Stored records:
☆ ☆ ☆

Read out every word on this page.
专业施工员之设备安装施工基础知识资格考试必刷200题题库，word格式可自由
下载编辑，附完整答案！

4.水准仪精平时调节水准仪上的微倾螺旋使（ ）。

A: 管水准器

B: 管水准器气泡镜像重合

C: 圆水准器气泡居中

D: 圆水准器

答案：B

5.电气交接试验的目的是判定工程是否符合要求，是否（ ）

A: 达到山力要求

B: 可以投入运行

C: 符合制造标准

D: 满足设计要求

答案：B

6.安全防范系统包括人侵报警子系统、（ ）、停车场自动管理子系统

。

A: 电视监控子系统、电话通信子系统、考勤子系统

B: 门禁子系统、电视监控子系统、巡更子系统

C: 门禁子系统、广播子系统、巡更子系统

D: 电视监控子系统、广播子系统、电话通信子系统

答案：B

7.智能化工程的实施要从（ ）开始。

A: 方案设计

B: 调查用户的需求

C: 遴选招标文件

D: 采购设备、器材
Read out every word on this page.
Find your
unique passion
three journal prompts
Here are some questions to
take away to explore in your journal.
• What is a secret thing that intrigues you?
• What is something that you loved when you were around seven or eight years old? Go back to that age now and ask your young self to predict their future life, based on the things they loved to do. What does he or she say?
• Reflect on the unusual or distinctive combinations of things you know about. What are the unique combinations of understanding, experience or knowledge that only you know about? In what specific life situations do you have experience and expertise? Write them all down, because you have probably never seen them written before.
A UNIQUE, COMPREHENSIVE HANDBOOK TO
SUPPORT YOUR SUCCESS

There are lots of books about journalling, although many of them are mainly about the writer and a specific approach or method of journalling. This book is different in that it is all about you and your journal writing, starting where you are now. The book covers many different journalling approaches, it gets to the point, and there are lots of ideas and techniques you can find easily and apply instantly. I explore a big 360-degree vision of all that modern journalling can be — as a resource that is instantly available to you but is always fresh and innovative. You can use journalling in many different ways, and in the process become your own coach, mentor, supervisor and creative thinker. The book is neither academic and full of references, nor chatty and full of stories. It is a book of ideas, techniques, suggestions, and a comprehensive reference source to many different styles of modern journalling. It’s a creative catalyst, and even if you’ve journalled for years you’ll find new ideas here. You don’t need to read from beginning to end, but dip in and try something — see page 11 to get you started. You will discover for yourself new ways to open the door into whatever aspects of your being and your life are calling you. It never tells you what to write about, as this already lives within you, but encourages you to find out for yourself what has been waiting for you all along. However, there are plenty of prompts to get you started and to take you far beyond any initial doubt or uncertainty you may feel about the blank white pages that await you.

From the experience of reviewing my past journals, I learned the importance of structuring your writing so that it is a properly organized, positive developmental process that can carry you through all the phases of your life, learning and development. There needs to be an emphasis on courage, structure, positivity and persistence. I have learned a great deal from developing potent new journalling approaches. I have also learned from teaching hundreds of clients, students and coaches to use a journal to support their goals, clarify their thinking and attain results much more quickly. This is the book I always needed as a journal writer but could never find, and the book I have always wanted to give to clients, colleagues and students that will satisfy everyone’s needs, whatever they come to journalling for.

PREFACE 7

☆ ☆ ☆

__Stated problem__
Search the data for "their". Copy every line that has it.

__Solution to this task__
• What is something that you loved when you were around seven or eight years old? Go back to that age now and ask your young self to predict their future life, based on the things they loved to do. What does he or she say?
From the experience of reviewing my past journals, I learned the importance of structuring your writing so that it is a properly organized, positive developmental process that can carry you through all the phases of your life, learning and development. There needs to be an emphasis on courage, structure, positivity and persistence. I have learned a great deal from developing potent new journalling approaches. I have also learned from teaching hundreds of clients, students and coaches to use a journal to support their goals, clarify their thinking and attain results much more quickly. This is the book I always needed as a journal writer but could never find, and the book I have always wanted to give to clients, colleagues and students that will satisfy everyone’s needs, whatever they come to journalling for.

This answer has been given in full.